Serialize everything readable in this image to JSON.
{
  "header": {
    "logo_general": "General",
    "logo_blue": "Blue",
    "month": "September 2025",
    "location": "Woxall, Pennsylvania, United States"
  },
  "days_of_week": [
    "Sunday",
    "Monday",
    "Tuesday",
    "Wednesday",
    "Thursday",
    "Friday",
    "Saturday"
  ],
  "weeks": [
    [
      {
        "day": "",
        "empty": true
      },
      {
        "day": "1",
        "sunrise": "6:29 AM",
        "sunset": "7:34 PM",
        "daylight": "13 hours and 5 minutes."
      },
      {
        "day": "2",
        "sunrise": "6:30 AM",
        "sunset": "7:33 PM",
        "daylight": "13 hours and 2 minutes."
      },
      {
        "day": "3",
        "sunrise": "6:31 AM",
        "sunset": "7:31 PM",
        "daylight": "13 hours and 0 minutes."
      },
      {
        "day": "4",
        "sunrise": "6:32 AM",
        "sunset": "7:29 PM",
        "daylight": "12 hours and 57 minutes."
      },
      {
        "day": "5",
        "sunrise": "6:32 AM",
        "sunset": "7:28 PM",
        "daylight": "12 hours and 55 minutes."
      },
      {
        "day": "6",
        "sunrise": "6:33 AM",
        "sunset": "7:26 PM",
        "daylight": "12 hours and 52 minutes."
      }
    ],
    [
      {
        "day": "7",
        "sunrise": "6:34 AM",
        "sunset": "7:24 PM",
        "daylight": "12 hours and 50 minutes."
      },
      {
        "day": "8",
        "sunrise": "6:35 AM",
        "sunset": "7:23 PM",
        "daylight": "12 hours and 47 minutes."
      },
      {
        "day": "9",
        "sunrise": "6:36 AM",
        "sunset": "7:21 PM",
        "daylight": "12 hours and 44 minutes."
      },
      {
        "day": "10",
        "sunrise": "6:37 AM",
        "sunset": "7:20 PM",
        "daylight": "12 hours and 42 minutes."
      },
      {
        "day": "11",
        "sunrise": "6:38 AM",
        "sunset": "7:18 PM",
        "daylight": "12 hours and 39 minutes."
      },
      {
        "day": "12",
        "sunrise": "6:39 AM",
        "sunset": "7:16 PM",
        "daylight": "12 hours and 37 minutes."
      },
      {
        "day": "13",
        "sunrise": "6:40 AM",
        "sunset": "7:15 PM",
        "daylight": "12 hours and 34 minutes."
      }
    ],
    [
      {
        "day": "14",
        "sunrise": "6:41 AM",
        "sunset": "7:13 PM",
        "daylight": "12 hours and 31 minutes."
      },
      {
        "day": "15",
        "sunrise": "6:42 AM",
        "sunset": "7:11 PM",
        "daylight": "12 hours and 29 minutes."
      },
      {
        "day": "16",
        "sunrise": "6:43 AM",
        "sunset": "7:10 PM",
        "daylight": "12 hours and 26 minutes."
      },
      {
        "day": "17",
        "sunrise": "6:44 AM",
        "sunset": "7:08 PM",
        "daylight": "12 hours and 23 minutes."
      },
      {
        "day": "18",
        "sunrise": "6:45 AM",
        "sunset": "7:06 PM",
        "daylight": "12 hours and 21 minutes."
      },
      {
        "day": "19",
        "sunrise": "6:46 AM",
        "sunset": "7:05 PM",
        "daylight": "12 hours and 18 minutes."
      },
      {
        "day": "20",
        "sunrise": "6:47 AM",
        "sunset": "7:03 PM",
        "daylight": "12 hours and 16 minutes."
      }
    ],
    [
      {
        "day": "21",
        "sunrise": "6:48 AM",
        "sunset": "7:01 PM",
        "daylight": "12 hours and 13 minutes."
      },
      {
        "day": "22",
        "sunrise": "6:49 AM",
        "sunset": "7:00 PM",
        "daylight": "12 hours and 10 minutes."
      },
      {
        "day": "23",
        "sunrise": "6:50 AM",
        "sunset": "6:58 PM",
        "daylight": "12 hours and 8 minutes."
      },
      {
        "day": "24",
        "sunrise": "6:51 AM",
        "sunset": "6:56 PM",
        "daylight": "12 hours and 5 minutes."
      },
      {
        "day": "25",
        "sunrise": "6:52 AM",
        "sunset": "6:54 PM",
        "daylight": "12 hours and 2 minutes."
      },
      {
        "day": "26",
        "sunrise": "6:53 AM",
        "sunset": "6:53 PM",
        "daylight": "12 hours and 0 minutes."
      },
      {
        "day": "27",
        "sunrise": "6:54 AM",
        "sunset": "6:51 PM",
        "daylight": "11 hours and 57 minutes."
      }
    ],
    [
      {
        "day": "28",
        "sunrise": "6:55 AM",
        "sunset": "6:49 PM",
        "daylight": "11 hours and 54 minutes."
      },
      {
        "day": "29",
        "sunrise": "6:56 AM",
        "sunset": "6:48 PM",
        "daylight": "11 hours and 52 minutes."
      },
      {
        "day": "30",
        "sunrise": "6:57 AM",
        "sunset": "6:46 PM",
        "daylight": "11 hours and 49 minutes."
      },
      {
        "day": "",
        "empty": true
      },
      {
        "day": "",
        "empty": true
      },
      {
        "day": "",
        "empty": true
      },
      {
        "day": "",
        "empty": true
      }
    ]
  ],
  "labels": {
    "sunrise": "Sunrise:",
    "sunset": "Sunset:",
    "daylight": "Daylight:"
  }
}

_OBJECTIVE_
Print every line of the records exactly. Omit nothing.

_RESULT FOR THIS TASK_
Serialize everything readable in this image to JSON.
{
  "header": {
    "logo_general": "General",
    "logo_blue": "Blue",
    "month": "September 2025",
    "location": "Woxall, Pennsylvania, United States"
  },
  "days_of_week": [
    "Sunday",
    "Monday",
    "Tuesday",
    "Wednesday",
    "Thursday",
    "Friday",
    "Saturday"
  ],
  "weeks": [
    [
      {
        "day": "",
        "empty": true
      },
      {
        "day": "1",
        "sunrise": "6:29 AM",
        "sunset": "7:34 PM",
        "daylight": "13 hours and 5 minutes."
      },
      {
        "day": "2",
        "sunrise": "6:30 AM",
        "sunset": "7:33 PM",
        "daylight": "13 hours and 2 minutes."
      },
      {
        "day": "3",
        "sunrise": "6:31 AM",
        "sunset": "7:31 PM",
        "daylight": "13 hours and 0 minutes."
      },
      {
        "day": "4",
        "sunrise": "6:32 AM",
        "sunset": "7:29 PM",
        "daylight": "12 hours and 57 minutes."
      },
      {
        "day": "5",
        "sunrise": "6:32 AM",
        "sunset": "7:28 PM",
        "daylight": "12 hours and 55 minutes."
      },
      {
        "day": "6",
        "sunrise": "6:33 AM",
        "sunset": "7:26 PM",
        "daylight": "12 hours and 52 minutes."
      }
    ],
    [
      {
        "day": "7",
        "sunrise": "6:34 AM",
        "sunset": "7:24 PM",
        "daylight": "12 hours and 50 minutes."
      },
      {
        "day": "8",
        "sunrise": "6:35 AM",
        "sunset": "7:23 PM",
        "daylight": "12 hours and 47 minutes."
      },
      {
        "day": "9",
        "sunrise": "6:36 AM",
        "sunset": "7:21 PM",
        "daylight": "12 hours and 44 minutes."
      },
      {
        "day": "10",
        "sunrise": "6:37 AM",
        "sunset": "7:20 PM",
        "daylight": "12 hours and 42 minutes."
      },
      {
        "day": "11",
        "sunrise": "6:38 AM",
        "sunset": "7:18 PM",
        "daylight": "12 hours and 39 minutes."
      },
      {
        "day": "12",
        "sunrise": "6:39 AM",
        "sunset": "7:16 PM",
        "daylight": "12 hours and 37 minutes."
      },
      {
        "day": "13",
        "sunrise": "6:40 AM",
        "sunset": "7:15 PM",
        "daylight": "12 hours and 34 minutes."
      }
    ],
    [
      {
        "day": "14",
        "sunrise": "6:41 AM",
        "sunset": "7:13 PM",
        "daylight": "12 hours and 31 minutes."
      },
      {
        "day": "15",
        "sunrise": "6:42 AM",
        "sunset": "7:11 PM",
        "daylight": "12 hours and 29 minutes."
      },
      {
        "day": "16",
        "sunrise": "6:43 AM",
        "sunset": "7:10 PM",
        "daylight": "12 hours and 26 minutes."
      },
      {
        "day": "17",
        "sunrise": "6:44 AM",
        "sunset": "7:08 PM",
        "daylight": "12 hours and 23 minutes."
      },
      {
        "day": "18",
        "sunrise": "6:45 AM",
        "sunset": "7:06 PM",
        "daylight": "12 hours and 21 minutes."
      },
      {
        "day": "19",
        "sunrise": "6:46 AM",
        "sunset": "7:05 PM",
        "daylight": "12 hours and 18 minutes."
      },
      {
        "day": "20",
        "sunrise": "6:47 AM",
        "sunset": "7:03 PM",
        "daylight": "12 hours and 16 minutes."
      }
    ],
    [
      {
        "day": "21",
        "sunrise": "6:48 AM",
        "sunset": "7:01 PM",
        "daylight": "12 hours and 13 minutes."
      },
      {
        "day": "22",
        "sunrise": "6:49 AM",
        "sunset": "7:00 PM",
        "daylight": "12 hours and 10 minutes."
      },
      {
        "day": "23",
        "sunrise": "6:50 AM",
        "sunset": "6:58 PM",
        "daylight": "12 hours and 8 minutes."
      },
      {
        "day": "24",
        "sunrise": "6:51 AM",
        "sunset": "6:56 PM",
        "daylight": "12 hours and 5 minutes."
      },
      {
        "day": "25",
        "sunrise": "6:52 AM",
        "sunset": "6:54 PM",
        "daylight": "12 hours and 2 minutes."
      },
      {
        "day": "26",
        "sunrise": "6:53 AM",
        "sunset": "6:53 PM",
        "daylight": "12 hours and 0 minutes."
      },
      {
        "day": "27",
        "sunrise": "6:54 AM",
        "sunset": "6:51 PM",
        "daylight": "11 hours and 57 minutes."
      }
    ],
    [
      {
        "day": "28",
        "sunrise": "6:55 AM",
        "sunset": "6:49 PM",
        "daylight": "11 hours and 54 minutes."
      },
      {
        "day": "29",
        "sunrise": "6:56 AM",
        "sunset": "6:48 PM",
        "daylight": "11 hours and 52 minutes."
      },
      {
        "day": "30",
        "sunrise": "6:57 AM",
        "sunset": "6:46 PM",
        "daylight": "11 hours and 49 minutes."
      },
      {
        "day": "",
        "empty": true
      },
      {
        "day": "",
        "empty": true
      },
      {
        "day": "",
        "empty": true
      },
      {
        "day": "",
        "empty": true
      }
    ]
  ],
  "labels": {
    "sunrise": "Sunrise:",
    "sunset": "Sunset:",
    "daylight": "Daylight:"
  }
}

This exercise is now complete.